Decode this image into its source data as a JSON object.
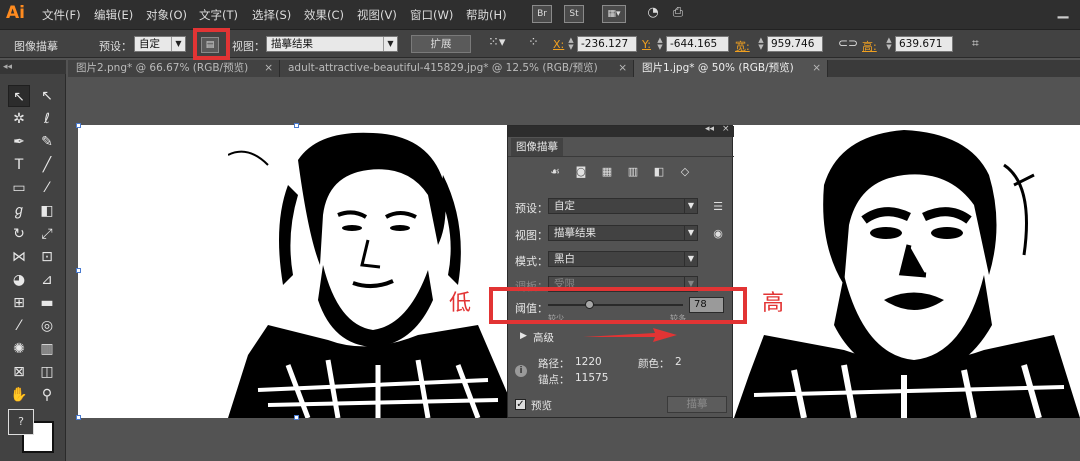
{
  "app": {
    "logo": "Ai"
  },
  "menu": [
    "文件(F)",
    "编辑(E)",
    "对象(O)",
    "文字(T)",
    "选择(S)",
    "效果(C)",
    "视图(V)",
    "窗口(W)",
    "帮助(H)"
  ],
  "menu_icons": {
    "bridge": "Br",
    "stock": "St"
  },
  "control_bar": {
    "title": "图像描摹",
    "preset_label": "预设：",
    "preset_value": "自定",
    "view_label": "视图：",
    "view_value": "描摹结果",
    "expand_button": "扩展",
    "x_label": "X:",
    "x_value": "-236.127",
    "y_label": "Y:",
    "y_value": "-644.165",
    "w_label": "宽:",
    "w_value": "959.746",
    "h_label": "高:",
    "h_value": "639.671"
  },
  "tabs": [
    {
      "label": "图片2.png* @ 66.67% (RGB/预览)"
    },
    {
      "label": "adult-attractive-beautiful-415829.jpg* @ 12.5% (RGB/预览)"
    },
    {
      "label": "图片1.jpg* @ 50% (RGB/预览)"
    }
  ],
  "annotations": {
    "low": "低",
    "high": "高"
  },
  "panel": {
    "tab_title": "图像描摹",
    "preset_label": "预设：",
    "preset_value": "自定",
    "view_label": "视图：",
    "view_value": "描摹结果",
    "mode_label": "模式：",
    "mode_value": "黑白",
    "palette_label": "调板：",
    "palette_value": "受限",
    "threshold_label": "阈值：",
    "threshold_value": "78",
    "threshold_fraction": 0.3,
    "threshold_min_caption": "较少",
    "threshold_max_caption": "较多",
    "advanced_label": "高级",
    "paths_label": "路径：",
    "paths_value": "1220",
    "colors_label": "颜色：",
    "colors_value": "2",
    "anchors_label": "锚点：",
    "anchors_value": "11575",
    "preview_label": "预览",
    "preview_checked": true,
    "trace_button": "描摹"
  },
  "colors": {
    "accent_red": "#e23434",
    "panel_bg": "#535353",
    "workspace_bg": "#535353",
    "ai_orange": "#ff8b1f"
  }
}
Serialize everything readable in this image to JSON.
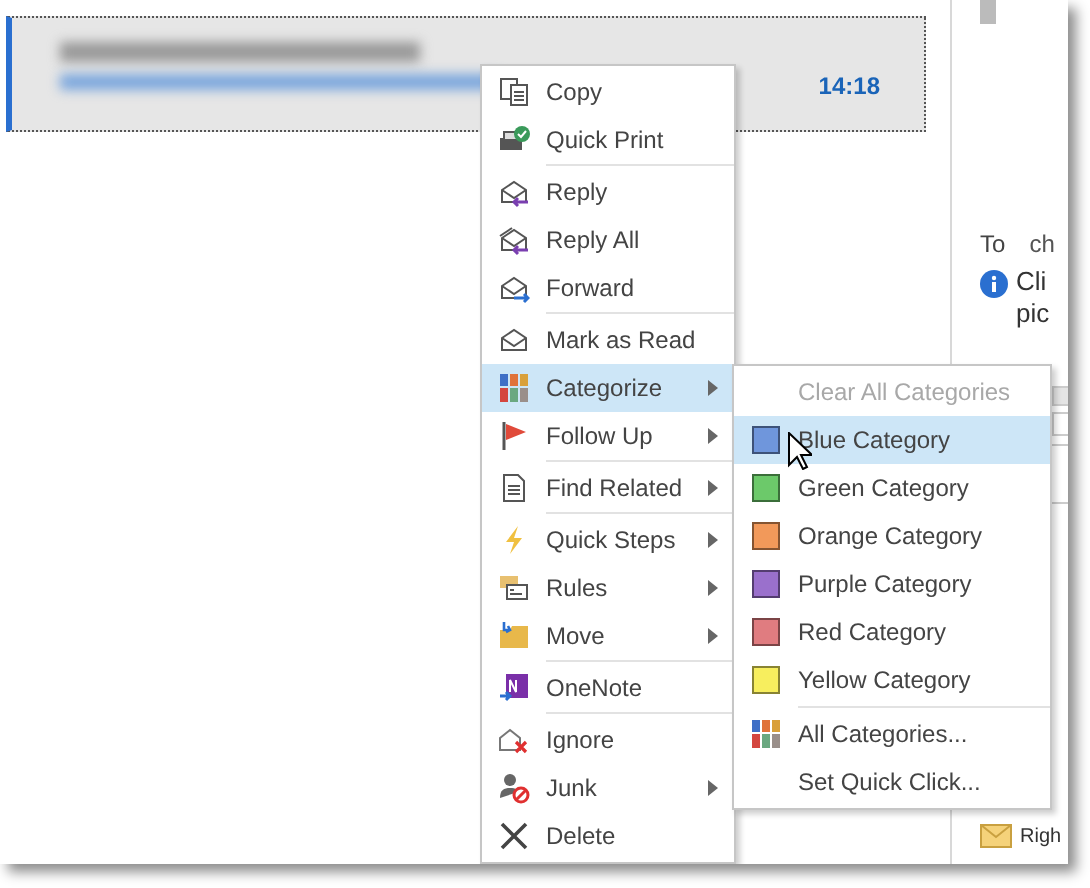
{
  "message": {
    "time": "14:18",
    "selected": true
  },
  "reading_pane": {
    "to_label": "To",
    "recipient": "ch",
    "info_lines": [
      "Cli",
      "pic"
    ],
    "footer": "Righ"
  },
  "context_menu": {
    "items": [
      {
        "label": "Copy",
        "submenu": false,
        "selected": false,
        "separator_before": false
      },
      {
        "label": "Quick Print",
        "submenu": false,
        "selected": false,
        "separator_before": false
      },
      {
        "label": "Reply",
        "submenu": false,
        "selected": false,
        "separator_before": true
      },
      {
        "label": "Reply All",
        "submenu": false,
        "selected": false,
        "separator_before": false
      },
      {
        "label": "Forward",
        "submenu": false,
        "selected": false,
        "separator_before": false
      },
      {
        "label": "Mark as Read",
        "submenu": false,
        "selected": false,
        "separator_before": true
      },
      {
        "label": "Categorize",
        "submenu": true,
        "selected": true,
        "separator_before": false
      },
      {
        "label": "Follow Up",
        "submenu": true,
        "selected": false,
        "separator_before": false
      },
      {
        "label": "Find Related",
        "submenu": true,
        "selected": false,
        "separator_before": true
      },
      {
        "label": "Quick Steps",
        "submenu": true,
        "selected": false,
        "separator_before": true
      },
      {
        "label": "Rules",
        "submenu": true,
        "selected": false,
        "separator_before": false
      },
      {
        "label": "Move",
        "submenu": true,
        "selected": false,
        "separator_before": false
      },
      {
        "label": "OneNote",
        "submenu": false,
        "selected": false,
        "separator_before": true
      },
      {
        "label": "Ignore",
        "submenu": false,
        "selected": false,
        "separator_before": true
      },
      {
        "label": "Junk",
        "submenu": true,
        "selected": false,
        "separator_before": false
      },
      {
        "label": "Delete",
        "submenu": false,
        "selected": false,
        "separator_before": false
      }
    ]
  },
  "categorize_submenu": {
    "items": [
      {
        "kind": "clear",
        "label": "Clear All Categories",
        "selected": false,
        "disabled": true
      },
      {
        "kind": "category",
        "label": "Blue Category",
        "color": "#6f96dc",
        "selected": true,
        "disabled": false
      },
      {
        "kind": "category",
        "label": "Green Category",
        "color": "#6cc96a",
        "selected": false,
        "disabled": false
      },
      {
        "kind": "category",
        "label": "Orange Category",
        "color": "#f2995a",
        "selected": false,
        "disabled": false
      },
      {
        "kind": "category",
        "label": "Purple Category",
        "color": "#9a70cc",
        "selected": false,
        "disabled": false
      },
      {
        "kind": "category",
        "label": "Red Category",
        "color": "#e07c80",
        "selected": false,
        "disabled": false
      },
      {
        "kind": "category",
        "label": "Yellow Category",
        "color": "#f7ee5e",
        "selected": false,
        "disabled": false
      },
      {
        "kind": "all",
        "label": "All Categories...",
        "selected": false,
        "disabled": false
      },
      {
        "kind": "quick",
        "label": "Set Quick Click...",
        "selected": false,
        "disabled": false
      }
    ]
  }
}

_ _ _

Written task
Find the string "this" in the entries above and return each line that holds it.

Final answer
Decode this image into its source data as a JSON object.
Serialize everything readable in this image to JSON.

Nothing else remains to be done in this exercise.